- What you have to do: Return every line below in which "JSON" appears.

- Data to process:

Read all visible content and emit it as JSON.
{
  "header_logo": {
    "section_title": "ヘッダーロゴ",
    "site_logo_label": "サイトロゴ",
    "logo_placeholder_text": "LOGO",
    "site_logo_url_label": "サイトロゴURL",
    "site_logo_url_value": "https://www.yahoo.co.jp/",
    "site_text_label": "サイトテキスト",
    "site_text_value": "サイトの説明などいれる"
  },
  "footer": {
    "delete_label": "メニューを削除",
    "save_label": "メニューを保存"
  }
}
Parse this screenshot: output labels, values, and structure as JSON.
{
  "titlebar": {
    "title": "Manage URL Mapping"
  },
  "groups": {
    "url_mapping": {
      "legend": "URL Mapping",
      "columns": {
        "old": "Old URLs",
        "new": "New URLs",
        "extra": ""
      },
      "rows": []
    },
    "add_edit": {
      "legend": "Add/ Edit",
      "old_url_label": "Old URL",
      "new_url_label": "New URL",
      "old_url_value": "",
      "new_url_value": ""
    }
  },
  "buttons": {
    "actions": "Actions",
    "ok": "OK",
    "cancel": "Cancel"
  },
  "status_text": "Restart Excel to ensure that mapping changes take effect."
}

- Finished exercise:
Read all visible content and emit it as JSON.
Parse this screenshot: output labels, values, and structure as JSON.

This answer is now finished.